▶ **Task objective**: Output every record word for word.
···
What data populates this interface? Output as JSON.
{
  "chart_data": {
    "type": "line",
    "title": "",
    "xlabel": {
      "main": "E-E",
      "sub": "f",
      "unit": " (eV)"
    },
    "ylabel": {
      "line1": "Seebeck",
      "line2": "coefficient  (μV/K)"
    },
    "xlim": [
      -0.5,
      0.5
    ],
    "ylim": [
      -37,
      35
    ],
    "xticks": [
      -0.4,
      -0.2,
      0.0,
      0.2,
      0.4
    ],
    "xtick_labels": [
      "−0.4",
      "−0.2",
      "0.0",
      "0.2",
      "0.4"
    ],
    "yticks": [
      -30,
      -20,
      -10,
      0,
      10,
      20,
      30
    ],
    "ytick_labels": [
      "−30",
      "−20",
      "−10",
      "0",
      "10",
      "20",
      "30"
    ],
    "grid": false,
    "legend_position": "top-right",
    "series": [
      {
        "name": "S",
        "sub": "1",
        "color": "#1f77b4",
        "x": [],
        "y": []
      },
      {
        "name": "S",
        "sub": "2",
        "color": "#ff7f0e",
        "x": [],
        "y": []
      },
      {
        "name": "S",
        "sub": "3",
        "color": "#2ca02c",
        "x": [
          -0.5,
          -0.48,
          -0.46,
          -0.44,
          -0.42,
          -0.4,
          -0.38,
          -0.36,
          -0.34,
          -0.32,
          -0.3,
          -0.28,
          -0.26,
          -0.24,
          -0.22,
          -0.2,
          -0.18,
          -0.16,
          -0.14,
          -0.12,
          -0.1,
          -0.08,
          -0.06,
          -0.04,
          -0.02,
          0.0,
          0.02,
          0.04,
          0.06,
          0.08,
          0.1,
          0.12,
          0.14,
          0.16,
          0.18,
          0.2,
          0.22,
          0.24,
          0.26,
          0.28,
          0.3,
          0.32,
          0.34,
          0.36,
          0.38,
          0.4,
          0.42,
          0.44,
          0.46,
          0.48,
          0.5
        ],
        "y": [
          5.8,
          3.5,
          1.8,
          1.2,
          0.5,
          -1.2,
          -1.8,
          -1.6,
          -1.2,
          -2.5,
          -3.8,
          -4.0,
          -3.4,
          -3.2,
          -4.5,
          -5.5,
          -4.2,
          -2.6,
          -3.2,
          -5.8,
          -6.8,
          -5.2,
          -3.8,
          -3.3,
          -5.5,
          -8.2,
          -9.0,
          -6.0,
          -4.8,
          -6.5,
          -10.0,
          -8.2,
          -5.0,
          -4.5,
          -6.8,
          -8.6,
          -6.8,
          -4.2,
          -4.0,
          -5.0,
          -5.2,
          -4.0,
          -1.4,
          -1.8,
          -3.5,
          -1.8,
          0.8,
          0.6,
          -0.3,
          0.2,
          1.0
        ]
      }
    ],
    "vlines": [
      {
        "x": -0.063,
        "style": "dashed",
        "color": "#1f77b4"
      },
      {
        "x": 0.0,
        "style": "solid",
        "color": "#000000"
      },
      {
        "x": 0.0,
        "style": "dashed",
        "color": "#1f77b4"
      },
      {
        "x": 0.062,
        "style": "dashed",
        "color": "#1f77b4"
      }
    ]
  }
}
···
▶ **The reply**:
What data populates this interface? Output as JSON.
{
  "chart_data": {
    "type": "line",
    "title": "",
    "xlabel": {
      "main": "E-E",
      "sub": "f",
      "unit": " (eV)"
    },
    "ylabel": {
      "line1": "Seebeck",
      "line2": "coefficient  (μV/K)"
    },
    "xlim": [
      -0.5,
      0.5
    ],
    "ylim": [
      -37,
      35
    ],
    "xticks": [
      -0.4,
      -0.2,
      0.0,
      0.2,
      0.4
    ],
    "xtick_labels": [
      "−0.4",
      "−0.2",
      "0.0",
      "0.2",
      "0.4"
    ],
    "yticks": [
      -30,
      -20,
      -10,
      0,
      10,
      20,
      30
    ],
    "ytick_labels": [
      "−30",
      "−20",
      "−10",
      "0",
      "10",
      "20",
      "30"
    ],
    "grid": false,
    "legend_position": "top-right",
    "series": [
      {
        "name": "S",
        "sub": "1",
        "color": "#1f77b4",
        "x": [],
        "y": []
      },
      {
        "name": "S",
        "sub": "2",
        "color": "#ff7f0e",
        "x": [],
        "y": []
      },
      {
        "name": "S",
        "sub": "3",
        "color": "#2ca02c",
        "x": [
          -0.5,
          -0.48,
          -0.46,
          -0.44,
          -0.42,
          -0.4,
          -0.38,
          -0.36,
          -0.34,
          -0.32,
          -0.3,
          -0.28,
          -0.26,
          -0.24,
          -0.22,
          -0.2,
          -0.18,
          -0.16,
          -0.14,
          -0.12,
          -0.1,
          -0.08,
          -0.06,
          -0.04,
          -0.02,
          0.0,
          0.02,
          0.04,
          0.06,
          0.08,
          0.1,
          0.12,
          0.14,
          0.16,
          0.18,
          0.2,
          0.22,
          0.24,
          0.26,
          0.28,
          0.3,
          0.32,
          0.34,
          0.36,
          0.38,
          0.4,
          0.42,
          0.44,
          0.46,
          0.48,
          0.5
        ],
        "y": [
          5.8,
          3.5,
          1.8,
          1.2,
          0.5,
          -1.2,
          -1.8,
          -1.6,
          -1.2,
          -2.5,
          -3.8,
          -4.0,
          -3.4,
          -3.2,
          -4.5,
          -5.5,
          -4.2,
          -2.6,
          -3.2,
          -5.8,
          -6.8,
          -5.2,
          -3.8,
          -3.3,
          -5.5,
          -8.2,
          -9.0,
          -6.0,
          -4.8,
          -6.5,
          -10.0,
          -8.2,
          -5.0,
          -4.5,
          -6.8,
          -8.6,
          -6.8,
          -4.2,
          -4.0,
          -5.0,
          -5.2,
          -4.0,
          -1.4,
          -1.8,
          -3.5,
          -1.8,
          0.8,
          0.6,
          -0.3,
          0.2,
          1.0
        ]
      }
    ],
    "vlines": [
      {
        "x": -0.063,
        "style": "dashed",
        "color": "#1f77b4"
      },
      {
        "x": 0.0,
        "style": "solid",
        "color": "#000000"
      },
      {
        "x": 0.0,
        "style": "dashed",
        "color": "#1f77b4"
      },
      {
        "x": 0.062,
        "style": "dashed",
        "color": "#1f77b4"
      }
    ]
  }
}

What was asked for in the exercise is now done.